Text =>
☆ ☆ ☆

How Does Your Attitude Affect Your Raid?   11 comments

Last night we started our raid week as we are wont to do, killing new “farmed” content for gear upgrades before we start tackling the encounters we haven’t mastered yet.  In this case, we started in ICC, clearing up to Putricide.  Despite the occasional lag the first wing went fairly smoothly, however we did have one wipe on Saurfang do to some sloppy play.  I largely wrote this off to the “cocky” factor.  You know the one I’m talking about.  The one where people are largely on auto-pilot and think “we’ve done this I don’t have to think”.  Except that doesn’t really work well on that fight, and it seems to take a wipe to remind people that it’s time to wake up.

As we moved into the plagueworks, the trash was also a bit sloppy.  Not to the point that it wiped the raid, but people failed to kill things before they exploded, completely ignored whether or not the tank had agro before AEing on larger packs, and just all around were a bit sloppy.  Someone commented to me that we seemed a bit sloppy that particular evening, and I told him “eh, it’s just trash, I try not to holler unless it’s wipey and wasting our time”.  When he pointed out that Saurfang was a bit messy too, I gave him my theory on raid cockiness.

Of course, as we are getting ready to pull Festergut our tank indicates that he needs to restart his machine due to massing lag he’s getting so we call a short AFK while he does this.  In this period of time someone decides they want a better look at Festergut and takes a step too close and pulls him.  At that point I said “Or perhaps it’s just one of ‘those’ nights”.  You know them, we all have them!

☆ ☆ ☆

Dataset excerpts =>
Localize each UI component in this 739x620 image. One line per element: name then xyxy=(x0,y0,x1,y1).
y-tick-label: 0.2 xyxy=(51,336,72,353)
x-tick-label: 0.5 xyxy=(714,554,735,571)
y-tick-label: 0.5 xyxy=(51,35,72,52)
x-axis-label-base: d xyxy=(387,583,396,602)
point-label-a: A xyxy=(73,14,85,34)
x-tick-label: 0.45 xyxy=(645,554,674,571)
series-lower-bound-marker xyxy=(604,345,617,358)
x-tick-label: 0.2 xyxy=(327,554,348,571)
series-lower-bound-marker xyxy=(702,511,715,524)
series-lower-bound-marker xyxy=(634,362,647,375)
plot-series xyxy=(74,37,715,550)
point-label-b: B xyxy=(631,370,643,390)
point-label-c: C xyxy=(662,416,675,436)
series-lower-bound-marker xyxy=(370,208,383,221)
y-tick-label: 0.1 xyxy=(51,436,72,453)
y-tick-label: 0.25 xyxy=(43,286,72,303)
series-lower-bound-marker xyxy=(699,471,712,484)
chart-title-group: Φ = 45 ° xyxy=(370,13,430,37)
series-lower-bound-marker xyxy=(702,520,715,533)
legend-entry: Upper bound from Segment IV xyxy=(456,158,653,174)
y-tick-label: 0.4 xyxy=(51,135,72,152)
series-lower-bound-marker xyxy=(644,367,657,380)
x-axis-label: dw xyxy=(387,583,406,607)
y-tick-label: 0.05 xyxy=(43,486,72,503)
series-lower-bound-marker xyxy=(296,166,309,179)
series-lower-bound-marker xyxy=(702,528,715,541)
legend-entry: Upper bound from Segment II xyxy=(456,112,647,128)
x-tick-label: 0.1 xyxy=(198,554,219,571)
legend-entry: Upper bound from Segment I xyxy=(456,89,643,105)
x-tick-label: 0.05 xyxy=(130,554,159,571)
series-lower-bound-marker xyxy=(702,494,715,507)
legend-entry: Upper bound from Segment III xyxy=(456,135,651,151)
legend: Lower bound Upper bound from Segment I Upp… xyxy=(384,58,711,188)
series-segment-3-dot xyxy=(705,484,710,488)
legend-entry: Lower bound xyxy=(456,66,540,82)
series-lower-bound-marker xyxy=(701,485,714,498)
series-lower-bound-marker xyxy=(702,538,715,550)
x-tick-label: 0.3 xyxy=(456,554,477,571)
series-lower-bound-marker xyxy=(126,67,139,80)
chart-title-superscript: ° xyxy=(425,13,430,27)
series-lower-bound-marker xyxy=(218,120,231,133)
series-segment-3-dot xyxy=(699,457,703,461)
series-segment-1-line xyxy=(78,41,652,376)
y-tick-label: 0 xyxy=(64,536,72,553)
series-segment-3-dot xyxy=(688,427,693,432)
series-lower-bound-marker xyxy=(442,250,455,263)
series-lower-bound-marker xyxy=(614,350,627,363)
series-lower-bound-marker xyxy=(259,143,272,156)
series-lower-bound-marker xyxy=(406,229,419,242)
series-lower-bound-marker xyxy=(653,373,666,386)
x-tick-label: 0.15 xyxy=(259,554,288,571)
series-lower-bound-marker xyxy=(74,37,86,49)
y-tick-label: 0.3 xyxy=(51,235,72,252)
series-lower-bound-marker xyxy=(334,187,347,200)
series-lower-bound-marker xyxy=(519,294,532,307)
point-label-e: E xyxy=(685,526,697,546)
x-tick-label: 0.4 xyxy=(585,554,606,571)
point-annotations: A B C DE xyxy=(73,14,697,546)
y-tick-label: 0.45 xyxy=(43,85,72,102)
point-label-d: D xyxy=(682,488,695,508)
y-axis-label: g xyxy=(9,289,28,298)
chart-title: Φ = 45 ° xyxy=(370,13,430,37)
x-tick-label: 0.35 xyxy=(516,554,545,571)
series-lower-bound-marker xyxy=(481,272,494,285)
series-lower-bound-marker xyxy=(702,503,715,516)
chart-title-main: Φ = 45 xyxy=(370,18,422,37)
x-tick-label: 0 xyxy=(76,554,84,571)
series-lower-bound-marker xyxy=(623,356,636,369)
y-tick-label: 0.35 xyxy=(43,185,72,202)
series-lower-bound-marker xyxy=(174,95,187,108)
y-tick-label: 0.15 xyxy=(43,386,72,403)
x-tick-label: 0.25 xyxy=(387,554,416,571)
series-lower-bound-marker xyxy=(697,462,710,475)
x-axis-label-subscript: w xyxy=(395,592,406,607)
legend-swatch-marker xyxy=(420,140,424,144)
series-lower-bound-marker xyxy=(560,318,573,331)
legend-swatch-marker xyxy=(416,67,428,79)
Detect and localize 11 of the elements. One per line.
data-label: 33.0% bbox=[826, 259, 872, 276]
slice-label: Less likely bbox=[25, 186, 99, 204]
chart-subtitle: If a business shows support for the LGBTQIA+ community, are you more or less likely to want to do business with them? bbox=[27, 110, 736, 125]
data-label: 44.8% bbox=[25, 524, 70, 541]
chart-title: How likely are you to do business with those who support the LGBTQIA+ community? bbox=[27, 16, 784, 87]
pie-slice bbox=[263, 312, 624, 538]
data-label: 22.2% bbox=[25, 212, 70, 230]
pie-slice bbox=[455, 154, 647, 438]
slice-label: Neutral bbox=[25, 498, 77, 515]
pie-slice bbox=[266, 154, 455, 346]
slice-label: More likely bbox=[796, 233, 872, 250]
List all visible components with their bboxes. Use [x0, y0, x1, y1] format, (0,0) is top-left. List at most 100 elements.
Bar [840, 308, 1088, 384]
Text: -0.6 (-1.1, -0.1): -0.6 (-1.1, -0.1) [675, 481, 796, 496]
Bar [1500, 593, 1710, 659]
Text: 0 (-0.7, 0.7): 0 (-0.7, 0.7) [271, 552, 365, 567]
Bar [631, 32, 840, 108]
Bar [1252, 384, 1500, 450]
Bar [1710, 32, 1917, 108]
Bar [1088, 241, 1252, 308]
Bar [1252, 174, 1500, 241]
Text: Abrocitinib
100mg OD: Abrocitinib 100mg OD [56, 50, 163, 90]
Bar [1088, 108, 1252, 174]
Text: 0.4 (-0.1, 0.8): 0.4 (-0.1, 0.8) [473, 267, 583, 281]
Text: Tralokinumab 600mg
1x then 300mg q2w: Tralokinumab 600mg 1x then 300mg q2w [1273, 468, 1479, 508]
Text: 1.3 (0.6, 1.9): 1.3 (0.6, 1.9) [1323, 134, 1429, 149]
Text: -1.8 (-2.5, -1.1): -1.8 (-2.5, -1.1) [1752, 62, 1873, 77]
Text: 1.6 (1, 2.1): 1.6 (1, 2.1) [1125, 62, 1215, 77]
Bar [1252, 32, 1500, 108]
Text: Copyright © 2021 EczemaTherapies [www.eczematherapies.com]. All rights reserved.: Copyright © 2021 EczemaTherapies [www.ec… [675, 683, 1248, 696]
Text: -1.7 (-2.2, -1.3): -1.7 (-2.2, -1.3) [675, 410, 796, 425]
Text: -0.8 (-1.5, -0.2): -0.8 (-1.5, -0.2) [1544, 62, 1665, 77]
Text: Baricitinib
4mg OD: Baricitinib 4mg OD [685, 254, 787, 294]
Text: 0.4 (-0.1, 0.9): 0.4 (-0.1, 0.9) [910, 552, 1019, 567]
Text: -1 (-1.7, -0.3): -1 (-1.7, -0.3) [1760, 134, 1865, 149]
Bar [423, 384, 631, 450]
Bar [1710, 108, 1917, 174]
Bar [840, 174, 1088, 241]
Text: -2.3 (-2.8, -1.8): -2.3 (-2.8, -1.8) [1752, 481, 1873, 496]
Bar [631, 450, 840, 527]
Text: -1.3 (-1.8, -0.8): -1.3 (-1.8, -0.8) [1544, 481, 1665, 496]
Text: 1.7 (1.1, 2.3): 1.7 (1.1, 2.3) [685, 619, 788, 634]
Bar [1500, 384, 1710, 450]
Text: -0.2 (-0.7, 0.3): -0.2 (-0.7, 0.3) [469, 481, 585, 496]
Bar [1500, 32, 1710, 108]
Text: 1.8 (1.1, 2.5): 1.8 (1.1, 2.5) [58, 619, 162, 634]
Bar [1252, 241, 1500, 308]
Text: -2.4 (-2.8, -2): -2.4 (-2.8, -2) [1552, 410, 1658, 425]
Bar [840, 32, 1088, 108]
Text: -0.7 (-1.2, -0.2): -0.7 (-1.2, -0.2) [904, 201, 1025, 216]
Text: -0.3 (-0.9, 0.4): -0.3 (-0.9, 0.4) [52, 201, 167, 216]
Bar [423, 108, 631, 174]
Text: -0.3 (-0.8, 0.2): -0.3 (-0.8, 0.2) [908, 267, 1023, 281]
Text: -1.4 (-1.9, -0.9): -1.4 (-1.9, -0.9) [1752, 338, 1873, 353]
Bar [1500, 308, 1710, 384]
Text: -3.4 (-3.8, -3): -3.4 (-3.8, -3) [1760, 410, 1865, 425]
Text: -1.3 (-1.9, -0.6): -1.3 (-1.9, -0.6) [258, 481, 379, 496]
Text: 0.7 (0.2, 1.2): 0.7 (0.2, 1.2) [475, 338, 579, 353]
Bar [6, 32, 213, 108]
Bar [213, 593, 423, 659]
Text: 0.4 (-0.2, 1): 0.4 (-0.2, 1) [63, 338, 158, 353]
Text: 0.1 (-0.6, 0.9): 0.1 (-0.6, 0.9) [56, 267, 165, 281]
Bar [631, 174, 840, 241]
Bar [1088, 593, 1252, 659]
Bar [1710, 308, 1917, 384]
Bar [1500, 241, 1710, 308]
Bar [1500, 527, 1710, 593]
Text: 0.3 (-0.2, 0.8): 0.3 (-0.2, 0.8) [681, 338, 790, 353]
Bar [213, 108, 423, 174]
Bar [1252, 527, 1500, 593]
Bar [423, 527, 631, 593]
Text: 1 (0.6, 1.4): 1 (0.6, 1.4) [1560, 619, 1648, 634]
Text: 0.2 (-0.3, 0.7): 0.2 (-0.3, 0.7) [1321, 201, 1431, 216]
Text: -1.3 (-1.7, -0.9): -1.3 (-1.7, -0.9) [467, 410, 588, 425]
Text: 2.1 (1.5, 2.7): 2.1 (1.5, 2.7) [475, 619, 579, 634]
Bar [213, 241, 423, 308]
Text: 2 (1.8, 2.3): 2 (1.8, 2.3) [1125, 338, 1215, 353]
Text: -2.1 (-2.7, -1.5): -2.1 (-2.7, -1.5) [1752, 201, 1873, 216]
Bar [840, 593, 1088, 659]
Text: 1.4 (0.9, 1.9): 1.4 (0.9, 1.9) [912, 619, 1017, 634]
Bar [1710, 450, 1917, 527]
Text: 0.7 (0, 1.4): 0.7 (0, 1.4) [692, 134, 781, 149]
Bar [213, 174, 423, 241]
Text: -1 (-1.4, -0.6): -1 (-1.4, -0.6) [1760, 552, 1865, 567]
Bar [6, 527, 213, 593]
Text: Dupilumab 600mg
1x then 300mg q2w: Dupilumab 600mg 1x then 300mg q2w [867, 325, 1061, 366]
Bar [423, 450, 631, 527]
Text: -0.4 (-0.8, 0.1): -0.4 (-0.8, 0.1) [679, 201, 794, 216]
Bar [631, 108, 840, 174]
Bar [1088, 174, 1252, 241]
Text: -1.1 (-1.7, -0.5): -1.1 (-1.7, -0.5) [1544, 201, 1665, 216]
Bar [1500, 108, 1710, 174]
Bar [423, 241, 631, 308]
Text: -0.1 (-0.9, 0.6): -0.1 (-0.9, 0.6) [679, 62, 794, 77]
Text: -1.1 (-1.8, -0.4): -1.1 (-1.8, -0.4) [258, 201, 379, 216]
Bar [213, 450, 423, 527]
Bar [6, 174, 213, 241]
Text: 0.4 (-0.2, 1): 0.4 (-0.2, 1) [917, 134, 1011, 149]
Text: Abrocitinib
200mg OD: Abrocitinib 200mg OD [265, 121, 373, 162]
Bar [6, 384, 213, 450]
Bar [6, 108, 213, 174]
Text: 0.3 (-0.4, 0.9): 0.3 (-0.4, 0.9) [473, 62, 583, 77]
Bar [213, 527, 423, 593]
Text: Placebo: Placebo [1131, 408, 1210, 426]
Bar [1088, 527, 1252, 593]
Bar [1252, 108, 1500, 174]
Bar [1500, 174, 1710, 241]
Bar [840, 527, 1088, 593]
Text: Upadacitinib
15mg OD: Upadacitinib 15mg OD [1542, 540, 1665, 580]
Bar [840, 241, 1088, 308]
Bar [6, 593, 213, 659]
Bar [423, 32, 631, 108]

☆ ☆ ☆

Exercise tasks =>
**a.** Swap "trash" for "adds" in the text on raid attitude, starting at "As we moved" and ending at "on raid cockiness.".
**b.** Decide whether each statement agrees with the text on raid attitude, answering yes or no and quoting the deciding words: (i) The raid began in ICC and cleared up to Putricide. (ii) The sloppy play on the plagueworks trash wiped the raid. (iii) The tank had to restart his machine because of lag.
**c.** According to the text on raid attitude, which encounter in the first wing caused the raid's one wipe?
These records have no connection to the text on raid attitude.

Set of answers =>
**a.**
As we moved into the plagueworks, the adds was also a bit sloppy.  Not to the point that it wiped the raid, but people failed to kill things before they exploded, completely ignored whether or not the tank had agro before AEing on larger packs, and just all around were a bit sloppy.  Someone commented to me that we seemed a bit sloppy that particular evening, and I told him “eh, it’s just adds, I try not to holler unless it’s wipey and wasting our time”.  When he pointed out that Saurfang was a bit messy too, I gave him my theory on raid cockiness.

**b.**
(i) Yes: "we started in ICC, clearing up to Putricide"
(ii) No: "Not to the point that it wiped the raid"
(iii) Yes: "our tank indicates that he needs to restart his machine due to massing lag he’s getting"

**c.** Saurfang.